WHAT YOU WILL DO
Copy out each line of the data that holds the word "source".

******************************

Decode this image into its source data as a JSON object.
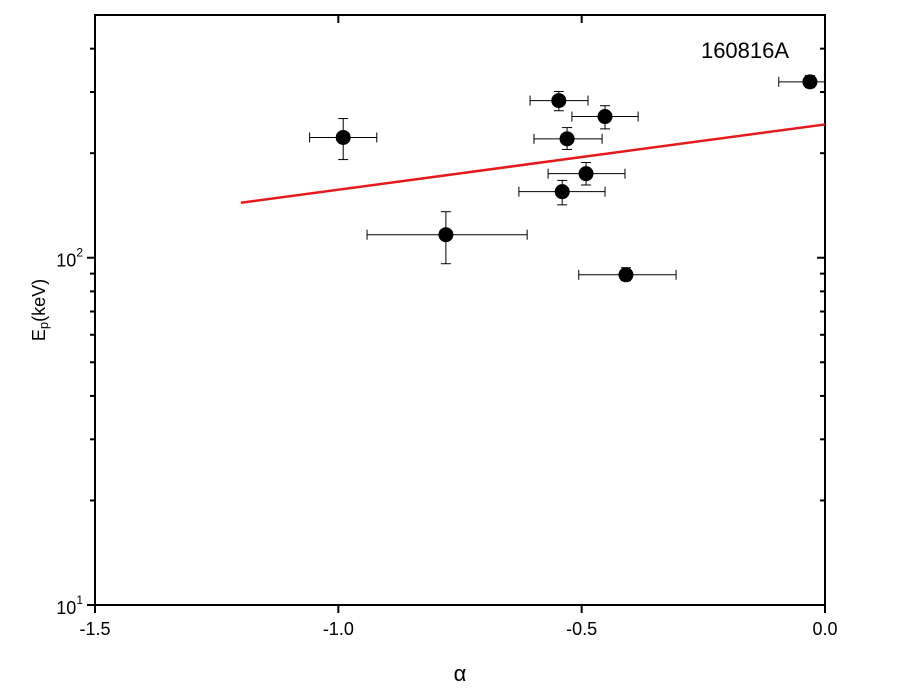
{
  "chart_data": {
    "type": "scatter",
    "annotation": "160816A",
    "xlabel": "α",
    "ylabel": {
      "main": "E",
      "sub": "p",
      "unit": "(keV)"
    },
    "xlim": [
      -1.5,
      0.0
    ],
    "xticks": [
      -1.5,
      {
        "value": -1.0,
        "label": "-1.0"
      },
      -0.5,
      {
        "value": 0.0,
        "label": "0.0"
      }
    ],
    "ylim": [
      10,
      500
    ],
    "yscale": "log",
    "yticks": [
      {
        "value": 10,
        "label": "10",
        "exponent": "1"
      },
      {
        "value": 100,
        "label": "10",
        "exponent": "2"
      }
    ],
    "yminorticks": [
      20,
      30,
      40,
      50,
      60,
      70,
      80,
      90,
      200,
      300,
      400
    ],
    "series": [
      {
        "color": "#000000",
        "x": [
          -0.99,
          -0.779,
          -0.547,
          -0.53,
          -0.452,
          -0.491,
          -0.54,
          -0.409,
          -0.031
        ],
        "values": [
          222,
          116.5,
          283.5,
          220,
          255,
          174.6,
          155,
          89.3,
          321
        ],
        "xmin": [
          -1.059,
          -0.941,
          -0.606,
          -0.598,
          -0.52,
          -0.569,
          -0.629,
          -0.506,
          -0.095
        ],
        "xmax": [
          -0.921,
          -0.612,
          -0.487,
          -0.458,
          -0.384,
          -0.411,
          -0.452,
          -0.306,
          0.0
        ],
        "ymin": [
          191.7,
          96.1,
          265,
          205,
          235,
          162,
          142,
          85.9,
          309
        ],
        "ymax": [
          251.6,
          135.7,
          301,
          237,
          274,
          188,
          167,
          93.6,
          334.5
        ]
      },
      {
        "type": "line",
        "color": "#e41a1c",
        "x": [
          -1.2,
          0.0
        ],
        "values": [
          144,
          242
        ]
      }
    ]
  }
}
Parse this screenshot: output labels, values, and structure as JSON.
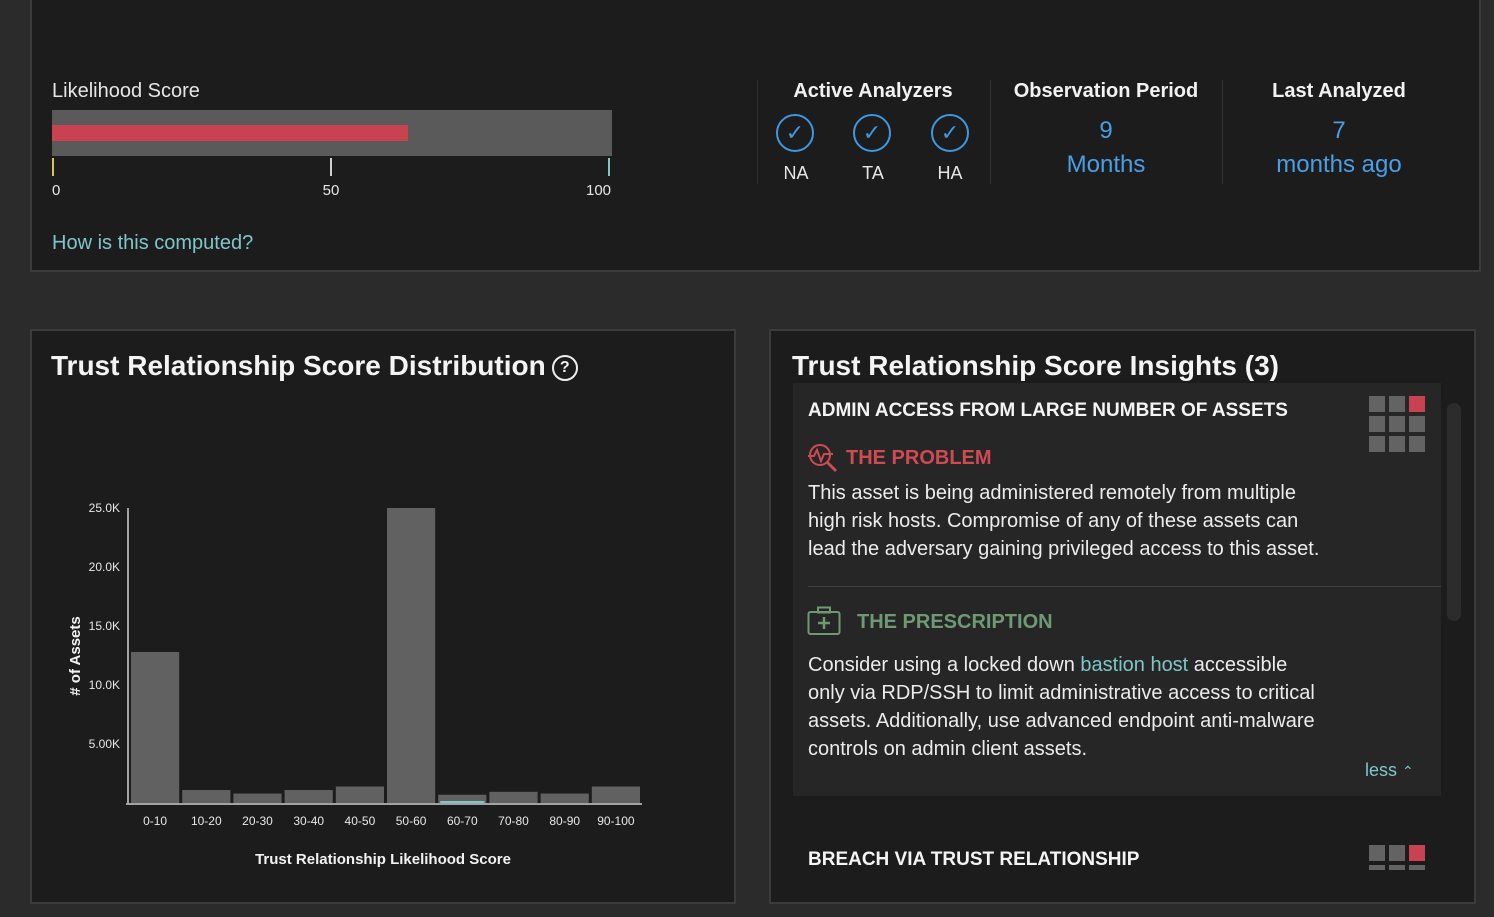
{
  "likelihood": {
    "title": "Likelihood Score",
    "score_fraction": 0.636,
    "ticks": [
      "0",
      "50",
      "100"
    ],
    "link": "How is this computed?"
  },
  "analyzers": {
    "title": "Active Analyzers",
    "items": [
      "NA",
      "TA",
      "HA"
    ],
    "check_glyph": "✓"
  },
  "observation": {
    "title": "Observation Period",
    "value": "9",
    "unit": "Months"
  },
  "last_analyzed": {
    "title": "Last Analyzed",
    "value": "7",
    "unit": "months ago"
  },
  "distribution": {
    "title": "Trust Relationship Score Distribution",
    "help_glyph": "?"
  },
  "chart_data": {
    "type": "bar",
    "categories": [
      "0-10",
      "10-20",
      "20-30",
      "30-40",
      "40-50",
      "50-60",
      "60-70",
      "70-80",
      "80-90",
      "90-100"
    ],
    "values": [
      12800,
      1100,
      800,
      1100,
      1400,
      25000,
      700,
      950,
      800,
      1400
    ],
    "y_ticks": [
      5000,
      10000,
      15000,
      20000,
      25000
    ],
    "y_tick_labels": [
      "5.00K",
      "10.0K",
      "15.0K",
      "20.0K",
      "25.0K"
    ],
    "xlabel": "Trust Relationship Likelihood Score",
    "ylabel": "# of Assets",
    "ylim": [
      0,
      25000
    ],
    "bar_color": "#616162",
    "highlight_category": "60-70"
  },
  "insights": {
    "title": "Trust Relationship Score Insights (3)",
    "cards": [
      {
        "title": "ADMIN ACCESS FROM LARGE NUMBER OF ASSETS",
        "problem_heading": "THE PROBLEM",
        "problem_text": "This asset is being administered remotely from multiple high risk hosts. Compromise of any of these assets can lead the adversary gaining privileged access to this asset.",
        "prescription_heading": "THE PRESCRIPTION",
        "prescription_before": "Consider using a locked down ",
        "prescription_link": "bastion host",
        "prescription_after": " accessible only via RDP/SSH to limit administrative access to critical assets. Additionally, use advanced endpoint anti-malware controls on admin client assets.",
        "less_label": "less",
        "less_glyph": "⌃"
      },
      {
        "title": "BREACH VIA TRUST RELATIONSHIP"
      }
    ],
    "colors": {
      "problem": "#d04a52",
      "prescription": "#6e9a73",
      "severity_on": "#c9424f"
    }
  }
}
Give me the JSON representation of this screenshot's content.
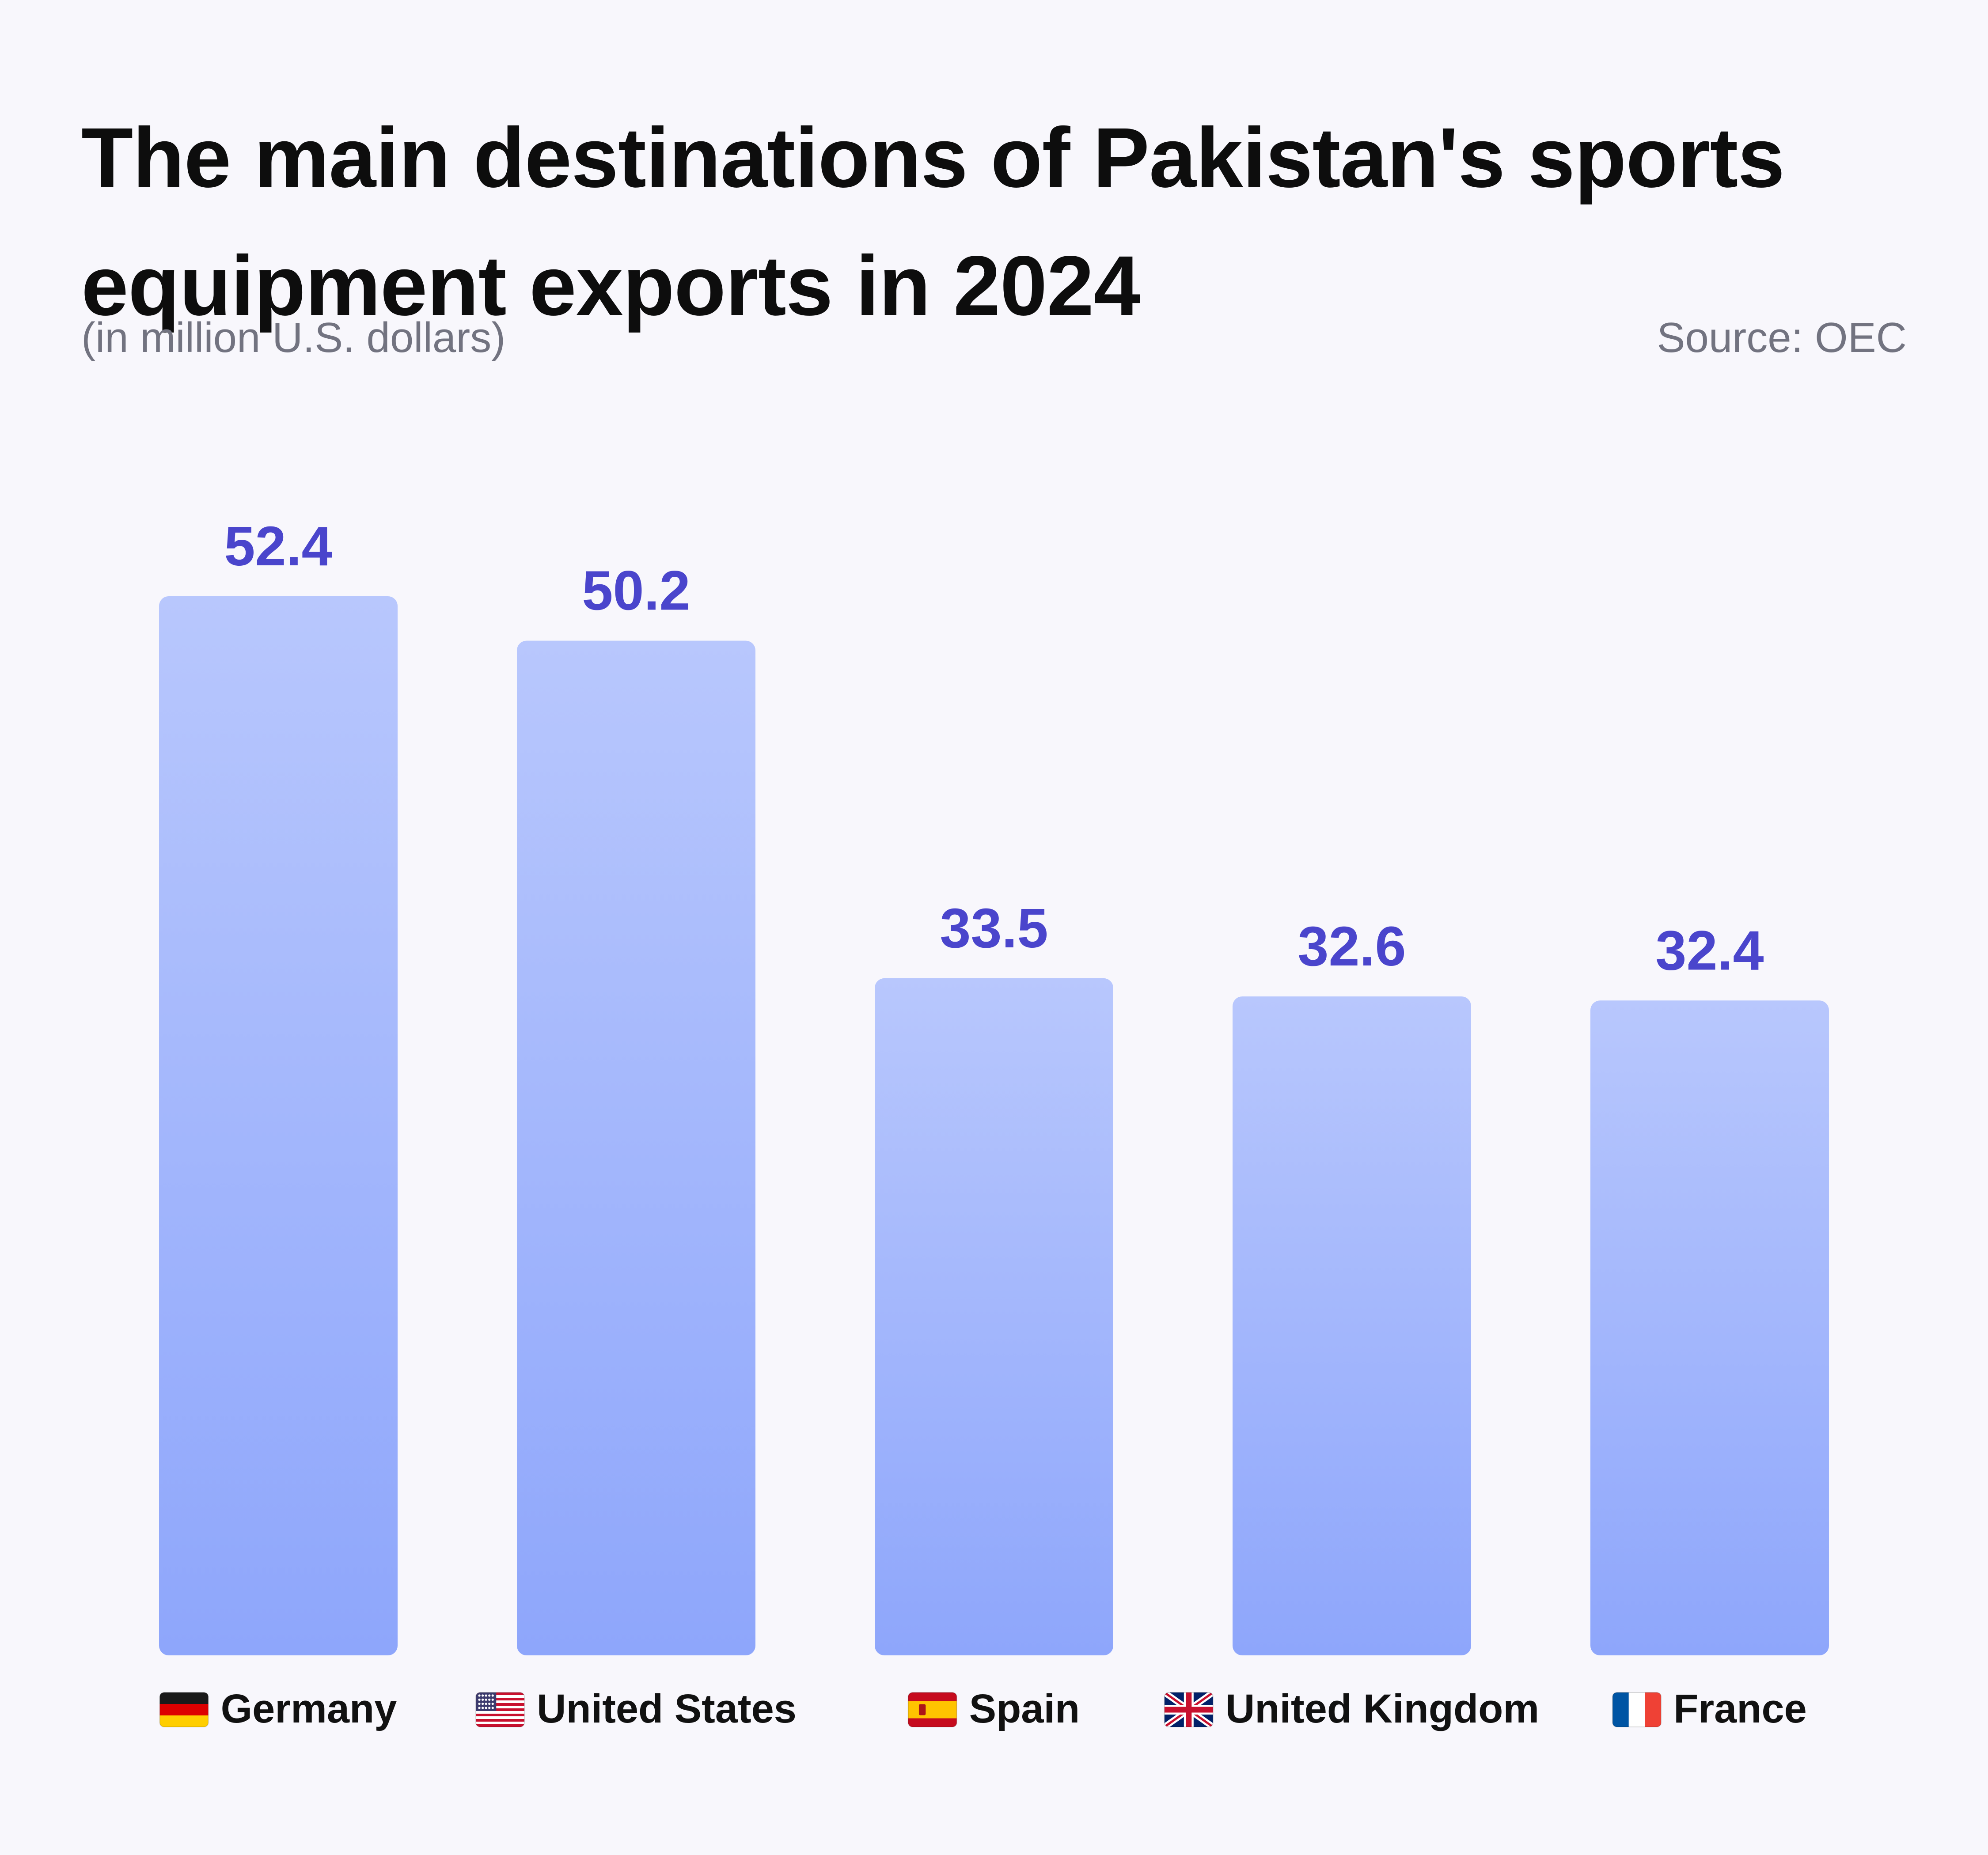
{
  "header": {
    "title": "The main destinations of Pakistan's sports equipment exports in 2024",
    "subtitle": "(in million U.S. dollars)",
    "source": "Source: OEC"
  },
  "colors": {
    "bar_top": "#b8c7fd",
    "bar_bottom": "#8ea6fb",
    "value_label": "#4a45cc",
    "background": "#f8f7fc"
  },
  "chart_data": {
    "type": "bar",
    "title": "The main destinations of Pakistan's sports equipment exports in 2024",
    "subtitle": "(in million U.S. dollars)",
    "xlabel": "",
    "ylabel": "",
    "ylim": [
      0,
      52.4
    ],
    "grid": false,
    "legend": "none",
    "categories": [
      "Germany",
      "United States",
      "Spain",
      "United Kingdom",
      "France"
    ],
    "flags": [
      "germany-flag",
      "united-states-flag",
      "spain-flag",
      "united-kingdom-flag",
      "france-flag"
    ],
    "values": [
      52.4,
      50.2,
      33.5,
      32.6,
      32.4
    ],
    "value_labels": [
      "52.4",
      "50.2",
      "33.5",
      "32.6",
      "32.4"
    ]
  }
}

******************************

RESULT FOR THIS EXERCISE
Decode this image into its source data as a JSON object.
    "source": "Source: OEC"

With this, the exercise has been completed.